WORK TO COMPLETE |
From the entries below, list each line with "loved".

DATA ENTRIES |
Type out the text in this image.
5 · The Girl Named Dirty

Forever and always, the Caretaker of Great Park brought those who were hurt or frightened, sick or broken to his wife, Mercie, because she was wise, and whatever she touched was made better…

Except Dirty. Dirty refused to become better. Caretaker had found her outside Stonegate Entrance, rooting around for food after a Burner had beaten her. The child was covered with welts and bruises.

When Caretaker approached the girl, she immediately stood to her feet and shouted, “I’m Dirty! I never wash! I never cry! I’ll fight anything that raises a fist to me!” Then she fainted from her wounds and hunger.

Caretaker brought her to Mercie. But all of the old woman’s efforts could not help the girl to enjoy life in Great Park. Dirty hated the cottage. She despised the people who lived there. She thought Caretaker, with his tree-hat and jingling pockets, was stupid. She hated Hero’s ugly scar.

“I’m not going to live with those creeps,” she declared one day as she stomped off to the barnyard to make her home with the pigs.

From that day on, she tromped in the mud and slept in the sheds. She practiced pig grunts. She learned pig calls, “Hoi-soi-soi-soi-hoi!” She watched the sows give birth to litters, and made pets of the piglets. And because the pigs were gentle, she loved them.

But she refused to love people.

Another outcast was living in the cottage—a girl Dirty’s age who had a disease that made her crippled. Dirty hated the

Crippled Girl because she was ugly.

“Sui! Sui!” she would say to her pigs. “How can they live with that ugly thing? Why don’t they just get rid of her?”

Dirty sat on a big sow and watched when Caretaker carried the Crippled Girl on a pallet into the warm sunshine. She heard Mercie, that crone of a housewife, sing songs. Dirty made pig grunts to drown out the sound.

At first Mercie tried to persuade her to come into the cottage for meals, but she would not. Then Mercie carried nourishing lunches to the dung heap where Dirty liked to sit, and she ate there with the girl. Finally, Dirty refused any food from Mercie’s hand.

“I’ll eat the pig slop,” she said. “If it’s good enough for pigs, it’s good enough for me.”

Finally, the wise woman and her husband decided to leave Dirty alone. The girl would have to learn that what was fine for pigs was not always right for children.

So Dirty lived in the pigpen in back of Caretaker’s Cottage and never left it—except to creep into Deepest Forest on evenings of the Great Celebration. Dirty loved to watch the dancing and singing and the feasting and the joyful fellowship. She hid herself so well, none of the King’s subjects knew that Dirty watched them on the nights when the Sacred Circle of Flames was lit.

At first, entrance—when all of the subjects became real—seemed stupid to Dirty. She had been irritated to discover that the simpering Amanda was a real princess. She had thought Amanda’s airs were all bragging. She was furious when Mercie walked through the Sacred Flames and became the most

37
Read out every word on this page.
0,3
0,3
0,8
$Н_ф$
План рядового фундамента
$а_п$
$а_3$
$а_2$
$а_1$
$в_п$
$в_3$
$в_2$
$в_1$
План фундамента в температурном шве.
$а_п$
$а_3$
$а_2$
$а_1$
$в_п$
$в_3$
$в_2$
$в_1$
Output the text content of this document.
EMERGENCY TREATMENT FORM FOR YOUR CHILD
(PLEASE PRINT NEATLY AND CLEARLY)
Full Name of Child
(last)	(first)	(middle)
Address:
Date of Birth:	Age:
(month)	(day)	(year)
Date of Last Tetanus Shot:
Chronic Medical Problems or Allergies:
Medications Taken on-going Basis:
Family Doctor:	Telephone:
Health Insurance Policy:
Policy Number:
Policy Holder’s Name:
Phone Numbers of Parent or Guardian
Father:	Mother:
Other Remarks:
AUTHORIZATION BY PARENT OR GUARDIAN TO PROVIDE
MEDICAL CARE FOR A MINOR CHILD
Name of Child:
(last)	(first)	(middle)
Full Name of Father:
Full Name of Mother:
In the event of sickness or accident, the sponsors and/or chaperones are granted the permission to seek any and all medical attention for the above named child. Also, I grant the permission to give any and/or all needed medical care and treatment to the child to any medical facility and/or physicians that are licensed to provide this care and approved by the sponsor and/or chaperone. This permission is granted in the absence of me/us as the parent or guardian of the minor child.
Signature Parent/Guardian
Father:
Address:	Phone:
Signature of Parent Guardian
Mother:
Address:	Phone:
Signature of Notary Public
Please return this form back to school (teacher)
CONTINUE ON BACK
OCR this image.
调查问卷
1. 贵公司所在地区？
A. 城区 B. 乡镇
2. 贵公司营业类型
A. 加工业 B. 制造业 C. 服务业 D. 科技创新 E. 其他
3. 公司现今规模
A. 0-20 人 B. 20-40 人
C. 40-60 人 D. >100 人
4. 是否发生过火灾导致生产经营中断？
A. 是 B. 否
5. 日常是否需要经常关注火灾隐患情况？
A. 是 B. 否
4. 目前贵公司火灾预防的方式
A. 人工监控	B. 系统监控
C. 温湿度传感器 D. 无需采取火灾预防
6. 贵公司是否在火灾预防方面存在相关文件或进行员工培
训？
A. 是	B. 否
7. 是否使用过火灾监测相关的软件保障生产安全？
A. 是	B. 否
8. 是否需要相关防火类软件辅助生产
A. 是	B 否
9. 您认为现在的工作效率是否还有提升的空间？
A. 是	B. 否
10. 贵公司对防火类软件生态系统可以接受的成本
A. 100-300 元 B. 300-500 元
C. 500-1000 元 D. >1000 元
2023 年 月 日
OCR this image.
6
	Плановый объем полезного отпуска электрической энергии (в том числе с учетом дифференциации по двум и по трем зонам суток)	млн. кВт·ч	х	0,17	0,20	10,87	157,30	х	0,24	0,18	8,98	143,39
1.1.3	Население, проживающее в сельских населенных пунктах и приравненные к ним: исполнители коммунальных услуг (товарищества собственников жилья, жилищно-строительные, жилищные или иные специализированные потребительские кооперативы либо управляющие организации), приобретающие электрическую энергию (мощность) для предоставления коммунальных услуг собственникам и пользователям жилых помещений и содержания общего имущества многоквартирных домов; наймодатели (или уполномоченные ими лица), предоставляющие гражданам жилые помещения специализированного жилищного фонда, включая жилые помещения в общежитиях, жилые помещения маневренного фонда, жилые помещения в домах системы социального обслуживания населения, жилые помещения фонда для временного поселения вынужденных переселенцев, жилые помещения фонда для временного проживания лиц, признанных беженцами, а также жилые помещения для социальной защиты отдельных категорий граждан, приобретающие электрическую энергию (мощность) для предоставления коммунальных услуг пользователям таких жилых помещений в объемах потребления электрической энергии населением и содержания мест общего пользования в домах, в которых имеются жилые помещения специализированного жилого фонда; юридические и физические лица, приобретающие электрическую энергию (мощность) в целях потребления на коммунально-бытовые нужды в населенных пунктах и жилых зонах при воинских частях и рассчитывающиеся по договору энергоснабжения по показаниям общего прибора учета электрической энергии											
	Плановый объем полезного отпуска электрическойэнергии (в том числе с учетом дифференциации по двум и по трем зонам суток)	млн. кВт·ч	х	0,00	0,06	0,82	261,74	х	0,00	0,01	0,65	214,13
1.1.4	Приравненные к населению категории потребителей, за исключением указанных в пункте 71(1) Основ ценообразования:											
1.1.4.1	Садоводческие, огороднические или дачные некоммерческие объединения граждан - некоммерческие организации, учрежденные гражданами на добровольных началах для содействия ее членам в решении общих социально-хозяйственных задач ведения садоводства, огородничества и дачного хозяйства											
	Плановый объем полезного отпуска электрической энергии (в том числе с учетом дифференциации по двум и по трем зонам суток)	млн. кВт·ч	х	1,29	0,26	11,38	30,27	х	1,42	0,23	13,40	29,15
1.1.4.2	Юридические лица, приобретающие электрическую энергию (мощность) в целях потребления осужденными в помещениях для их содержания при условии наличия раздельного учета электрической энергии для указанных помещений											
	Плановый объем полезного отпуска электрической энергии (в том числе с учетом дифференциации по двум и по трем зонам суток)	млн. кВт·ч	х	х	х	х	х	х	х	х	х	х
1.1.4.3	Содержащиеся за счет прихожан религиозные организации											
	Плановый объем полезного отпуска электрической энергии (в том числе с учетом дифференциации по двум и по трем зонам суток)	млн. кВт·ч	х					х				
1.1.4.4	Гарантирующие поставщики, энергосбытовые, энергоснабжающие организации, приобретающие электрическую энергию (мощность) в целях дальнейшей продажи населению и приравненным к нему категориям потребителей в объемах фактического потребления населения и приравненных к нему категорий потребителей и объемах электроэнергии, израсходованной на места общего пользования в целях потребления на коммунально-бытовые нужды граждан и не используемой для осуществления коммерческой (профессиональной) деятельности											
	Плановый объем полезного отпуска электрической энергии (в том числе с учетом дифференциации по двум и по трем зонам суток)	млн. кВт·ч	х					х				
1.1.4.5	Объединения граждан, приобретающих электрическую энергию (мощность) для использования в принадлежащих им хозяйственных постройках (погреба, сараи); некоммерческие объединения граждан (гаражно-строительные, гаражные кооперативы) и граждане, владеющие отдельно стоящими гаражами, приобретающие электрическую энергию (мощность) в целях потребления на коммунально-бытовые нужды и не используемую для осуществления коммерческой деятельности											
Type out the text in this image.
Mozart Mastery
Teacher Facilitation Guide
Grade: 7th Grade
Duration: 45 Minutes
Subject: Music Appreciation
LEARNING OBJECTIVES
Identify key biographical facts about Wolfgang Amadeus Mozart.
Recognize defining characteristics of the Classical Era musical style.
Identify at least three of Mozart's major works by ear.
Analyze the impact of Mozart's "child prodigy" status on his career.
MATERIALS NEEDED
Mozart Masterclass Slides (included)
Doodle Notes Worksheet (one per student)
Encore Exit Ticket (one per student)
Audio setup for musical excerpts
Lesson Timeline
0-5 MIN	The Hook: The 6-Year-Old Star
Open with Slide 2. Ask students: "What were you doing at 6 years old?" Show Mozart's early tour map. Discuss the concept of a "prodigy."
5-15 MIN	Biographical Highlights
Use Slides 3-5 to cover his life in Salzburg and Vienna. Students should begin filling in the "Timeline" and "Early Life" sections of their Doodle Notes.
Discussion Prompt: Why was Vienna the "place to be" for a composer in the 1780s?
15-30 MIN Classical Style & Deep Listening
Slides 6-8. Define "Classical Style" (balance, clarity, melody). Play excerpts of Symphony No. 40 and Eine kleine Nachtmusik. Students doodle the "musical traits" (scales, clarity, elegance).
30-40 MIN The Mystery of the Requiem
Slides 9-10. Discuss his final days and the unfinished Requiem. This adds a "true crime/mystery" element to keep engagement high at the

THE OUTPUT |
From that day on, she tromped in the mud and slept in the sheds. She practiced pig grunts. She learned pig calls, “Hoi-soi-soi-soi-hoi!” She watched the sows give birth to litters, and made pets of the piglets. And because the pigs were gentle, she loved them.
So Dirty lived in the pigpen in back of Caretaker’s Cottage and never left it—except to creep into Deepest Forest on evenings of the Great Celebration. Dirty loved to watch the dancing and singing and the feasting and the joyful fellowship. She hid herself so well, none of the King’s subjects knew that Dirty watched them on the nights when the Sacred Circle of Flames was lit.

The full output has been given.